▶ [Provided records]

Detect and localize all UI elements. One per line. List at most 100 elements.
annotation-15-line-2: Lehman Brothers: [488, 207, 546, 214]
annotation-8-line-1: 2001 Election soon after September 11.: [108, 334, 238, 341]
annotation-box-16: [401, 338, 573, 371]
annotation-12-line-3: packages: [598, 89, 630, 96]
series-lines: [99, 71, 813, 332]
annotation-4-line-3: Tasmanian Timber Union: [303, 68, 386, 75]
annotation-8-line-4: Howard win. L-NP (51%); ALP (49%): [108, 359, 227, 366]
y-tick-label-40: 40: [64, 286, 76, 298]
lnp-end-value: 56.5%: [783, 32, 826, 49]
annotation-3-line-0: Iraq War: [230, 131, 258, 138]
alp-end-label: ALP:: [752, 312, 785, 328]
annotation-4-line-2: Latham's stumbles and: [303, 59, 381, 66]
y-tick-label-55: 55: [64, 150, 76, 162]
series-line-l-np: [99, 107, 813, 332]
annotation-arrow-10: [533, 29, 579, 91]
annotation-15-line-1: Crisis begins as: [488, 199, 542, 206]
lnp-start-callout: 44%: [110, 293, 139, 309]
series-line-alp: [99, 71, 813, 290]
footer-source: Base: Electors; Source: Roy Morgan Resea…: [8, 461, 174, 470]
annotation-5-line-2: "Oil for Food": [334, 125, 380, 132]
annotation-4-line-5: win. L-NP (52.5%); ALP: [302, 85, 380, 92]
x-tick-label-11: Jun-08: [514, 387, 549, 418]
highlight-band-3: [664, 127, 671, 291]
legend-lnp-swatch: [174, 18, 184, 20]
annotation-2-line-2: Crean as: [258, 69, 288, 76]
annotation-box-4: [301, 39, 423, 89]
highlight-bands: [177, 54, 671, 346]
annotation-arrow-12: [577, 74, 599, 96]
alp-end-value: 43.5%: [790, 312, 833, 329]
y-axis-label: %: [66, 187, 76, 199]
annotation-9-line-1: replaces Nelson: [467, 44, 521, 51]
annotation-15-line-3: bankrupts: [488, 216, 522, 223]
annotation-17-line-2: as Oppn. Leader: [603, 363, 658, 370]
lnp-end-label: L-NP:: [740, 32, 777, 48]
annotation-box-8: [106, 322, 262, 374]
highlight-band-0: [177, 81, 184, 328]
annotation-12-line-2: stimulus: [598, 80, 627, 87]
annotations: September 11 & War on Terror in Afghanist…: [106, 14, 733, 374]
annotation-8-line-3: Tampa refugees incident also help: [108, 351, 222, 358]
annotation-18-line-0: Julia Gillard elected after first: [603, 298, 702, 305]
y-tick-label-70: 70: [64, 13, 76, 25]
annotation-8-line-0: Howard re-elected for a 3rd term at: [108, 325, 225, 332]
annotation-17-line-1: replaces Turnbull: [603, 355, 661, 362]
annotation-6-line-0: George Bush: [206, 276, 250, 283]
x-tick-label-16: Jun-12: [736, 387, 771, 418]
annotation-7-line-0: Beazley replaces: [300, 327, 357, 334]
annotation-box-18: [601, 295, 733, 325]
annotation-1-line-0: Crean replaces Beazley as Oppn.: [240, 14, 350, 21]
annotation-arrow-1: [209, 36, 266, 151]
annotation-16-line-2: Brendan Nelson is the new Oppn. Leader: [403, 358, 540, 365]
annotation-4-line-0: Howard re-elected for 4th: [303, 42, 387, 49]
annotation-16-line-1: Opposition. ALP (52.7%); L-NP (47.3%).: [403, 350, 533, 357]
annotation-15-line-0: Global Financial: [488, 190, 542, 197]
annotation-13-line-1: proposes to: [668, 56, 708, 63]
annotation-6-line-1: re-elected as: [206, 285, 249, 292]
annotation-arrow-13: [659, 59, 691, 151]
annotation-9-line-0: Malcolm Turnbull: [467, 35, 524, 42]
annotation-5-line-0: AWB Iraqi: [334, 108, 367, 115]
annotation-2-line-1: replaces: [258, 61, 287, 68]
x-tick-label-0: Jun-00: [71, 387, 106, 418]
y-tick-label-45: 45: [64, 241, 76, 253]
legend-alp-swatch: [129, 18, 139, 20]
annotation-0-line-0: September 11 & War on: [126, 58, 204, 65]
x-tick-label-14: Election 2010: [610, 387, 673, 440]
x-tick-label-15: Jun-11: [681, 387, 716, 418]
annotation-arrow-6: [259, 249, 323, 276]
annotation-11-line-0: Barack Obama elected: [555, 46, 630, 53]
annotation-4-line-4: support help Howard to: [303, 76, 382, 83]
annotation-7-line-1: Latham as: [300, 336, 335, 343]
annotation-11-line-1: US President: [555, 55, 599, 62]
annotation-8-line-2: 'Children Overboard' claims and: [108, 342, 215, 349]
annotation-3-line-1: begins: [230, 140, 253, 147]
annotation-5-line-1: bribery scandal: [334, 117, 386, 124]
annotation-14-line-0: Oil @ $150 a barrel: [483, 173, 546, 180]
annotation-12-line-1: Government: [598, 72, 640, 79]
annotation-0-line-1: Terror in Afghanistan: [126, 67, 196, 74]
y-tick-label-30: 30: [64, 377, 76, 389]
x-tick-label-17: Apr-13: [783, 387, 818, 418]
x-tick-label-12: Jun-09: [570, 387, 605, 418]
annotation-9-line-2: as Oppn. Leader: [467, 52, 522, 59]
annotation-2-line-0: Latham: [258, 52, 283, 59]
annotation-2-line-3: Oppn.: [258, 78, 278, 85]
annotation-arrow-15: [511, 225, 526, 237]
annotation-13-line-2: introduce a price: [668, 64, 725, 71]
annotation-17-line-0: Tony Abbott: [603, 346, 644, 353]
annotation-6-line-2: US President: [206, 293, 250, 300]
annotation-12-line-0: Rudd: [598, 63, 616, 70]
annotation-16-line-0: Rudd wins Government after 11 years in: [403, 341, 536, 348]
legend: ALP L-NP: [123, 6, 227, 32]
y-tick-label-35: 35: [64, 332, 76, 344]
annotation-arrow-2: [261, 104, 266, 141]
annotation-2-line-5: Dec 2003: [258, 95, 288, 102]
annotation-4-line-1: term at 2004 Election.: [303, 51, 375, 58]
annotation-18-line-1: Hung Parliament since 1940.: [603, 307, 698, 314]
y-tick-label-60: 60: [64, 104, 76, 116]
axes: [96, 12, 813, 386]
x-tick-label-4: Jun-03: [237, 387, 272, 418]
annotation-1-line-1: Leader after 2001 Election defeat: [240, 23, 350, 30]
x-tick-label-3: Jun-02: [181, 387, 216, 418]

▶ [To be done] Pull every line from all the rows above and write each one out again without changing a single character.

▶ [Finished answer]
Detect and localize all UI elements. One per line. List at most 100 elements.
annotation-15-line-2: Lehman Brothers: [488, 207, 546, 214]
annotation-8-line-1: 2001 Election soon after September 11.: [108, 334, 238, 341]
annotation-box-16: [401, 338, 573, 371]
annotation-12-line-3: packages: [598, 89, 630, 96]
series-lines: [99, 71, 813, 332]
annotation-4-line-3: Tasmanian Timber Union: [303, 68, 386, 75]
annotation-8-line-4: Howard win. L-NP (51%); ALP (49%): [108, 359, 227, 366]
y-tick-label-40: 40: [64, 286, 76, 298]
lnp-end-value: 56.5%: [783, 32, 826, 49]
annotation-3-line-0: Iraq War: [230, 131, 258, 138]
alp-end-label: ALP:: [752, 312, 785, 328]
annotation-4-line-2: Latham's stumbles and: [303, 59, 381, 66]
y-tick-label-55: 55: [64, 150, 76, 162]
series-line-l-np: [99, 107, 813, 332]
annotation-arrow-10: [533, 29, 579, 91]
annotation-15-line-1: Crisis begins as: [488, 199, 542, 206]
lnp-start-callout: 44%: [110, 293, 139, 309]
series-line-alp: [99, 71, 813, 290]
footer-source: Base: Electors; Source: Roy Morgan Resea…: [8, 461, 174, 470]
annotation-5-line-2: "Oil for Food": [334, 125, 380, 132]
annotation-4-line-5: win. L-NP (52.5%); ALP: [302, 85, 380, 92]
x-tick-label-11: Jun-08: [514, 387, 549, 418]
highlight-band-3: [664, 127, 671, 291]
legend-lnp-swatch: [174, 18, 184, 20]
annotation-2-line-2: Crean as: [258, 69, 288, 76]
annotation-box-4: [301, 39, 423, 89]
highlight-bands: [177, 54, 671, 346]
annotation-arrow-12: [577, 74, 599, 96]
alp-end-value: 43.5%: [790, 312, 833, 329]
y-axis-label: %: [66, 187, 76, 199]
annotation-9-line-1: replaces Nelson: [467, 44, 521, 51]
annotation-15-line-3: bankrupts: [488, 216, 522, 223]
annotation-17-line-2: as Oppn. Leader: [603, 363, 658, 370]
lnp-end-label: L-NP:: [740, 32, 777, 48]
annotation-box-8: [106, 322, 262, 374]
highlight-band-0: [177, 81, 184, 328]
annotation-12-line-2: stimulus: [598, 80, 627, 87]
annotations: September 11 & War on Terror in Afghanist…: [106, 14, 733, 374]
annotation-8-line-3: Tampa refugees incident also help: [108, 351, 222, 358]
annotation-18-line-0: Julia Gillard elected after first: [603, 298, 702, 305]
y-tick-label-70: 70: [64, 13, 76, 25]
annotation-8-line-0: Howard re-elected for a 3rd term at: [108, 325, 225, 332]
annotation-17-line-1: replaces Turnbull: [603, 355, 661, 362]
annotation-6-line-0: George Bush: [206, 276, 250, 283]
x-tick-label-16: Jun-12: [736, 387, 771, 418]
annotation-7-line-0: Beazley replaces: [300, 327, 357, 334]
annotation-box-18: [601, 295, 733, 325]
annotation-1-line-0: Crean replaces Beazley as Oppn.: [240, 14, 350, 21]
annotation-arrow-1: [209, 36, 266, 151]
annotation-16-line-2: Brendan Nelson is the new Oppn. Leader: [403, 358, 540, 365]
annotation-4-line-0: Howard re-elected for 4th: [303, 42, 387, 49]
annotation-16-line-1: Opposition. ALP (52.7%); L-NP (47.3%).: [403, 350, 533, 357]
annotation-15-line-0: Global Financial: [488, 190, 542, 197]
annotation-13-line-1: proposes to: [668, 56, 708, 63]
annotation-6-line-1: re-elected as: [206, 285, 249, 292]
annotation-arrow-13: [659, 59, 691, 151]
annotation-9-line-0: Malcolm Turnbull: [467, 35, 524, 42]
annotation-5-line-0: AWB Iraqi: [334, 108, 367, 115]
annotation-2-line-1: replaces: [258, 61, 287, 68]
x-tick-label-0: Jun-00: [71, 387, 106, 418]
y-tick-label-45: 45: [64, 241, 76, 253]
legend-alp-swatch: [129, 18, 139, 20]
annotation-0-line-0: September 11 & War on: [126, 58, 204, 65]
x-tick-label-14: Election 2010: [610, 387, 673, 440]
x-tick-label-15: Jun-11: [681, 387, 716, 418]
annotation-arrow-6: [259, 249, 323, 276]
annotation-11-line-0: Barack Obama elected: [555, 46, 630, 53]
annotation-4-line-4: support help Howard to: [303, 76, 382, 83]
annotation-7-line-1: Latham as: [300, 336, 335, 343]
annotation-11-line-1: US President: [555, 55, 599, 62]
annotation-8-line-2: 'Children Overboard' claims and: [108, 342, 215, 349]
annotation-3-line-1: begins: [230, 140, 253, 147]
annotation-5-line-1: bribery scandal: [334, 117, 386, 124]
annotation-14-line-0: Oil @ $150 a barrel: [483, 173, 546, 180]
annotation-12-line-1: Government: [598, 72, 640, 79]
annotation-0-line-1: Terror in Afghanistan: [126, 67, 196, 74]
y-tick-label-30: 30: [64, 377, 76, 389]
x-tick-label-17: Apr-13: [783, 387, 818, 418]
x-tick-label-12: Jun-09: [570, 387, 605, 418]
annotation-9-line-2: as Oppn. Leader: [467, 52, 522, 59]
annotation-2-line-0: Latham: [258, 52, 283, 59]
annotation-2-line-3: Oppn.: [258, 78, 278, 85]
annotation-arrow-15: [511, 225, 526, 237]
annotation-13-line-2: introduce a price: [668, 64, 725, 71]
annotation-17-line-0: Tony Abbott: [603, 346, 644, 353]
annotation-6-line-2: US President: [206, 293, 250, 300]
annotation-12-line-0: Rudd: [598, 63, 616, 70]
annotation-16-line-0: Rudd wins Government after 11 years in: [403, 341, 536, 348]
legend: ALP L-NP: [123, 6, 227, 32]
y-tick-label-35: 35: [64, 332, 76, 344]
annotation-arrow-2: [261, 104, 266, 141]
annotation-2-line-5: Dec 2003: [258, 95, 288, 102]
annotation-4-line-1: term at 2004 Election.: [303, 51, 375, 58]
annotation-18-line-1: Hung Parliament since 1940.: [603, 307, 698, 314]
y-tick-label-60: 60: [64, 104, 76, 116]
axes: [96, 12, 813, 386]
x-tick-label-4: Jun-03: [237, 387, 272, 418]
annotation-1-line-1: Leader after 2001 Election defeat: [240, 23, 350, 30]
x-tick-label-3: Jun-02: [181, 387, 216, 418]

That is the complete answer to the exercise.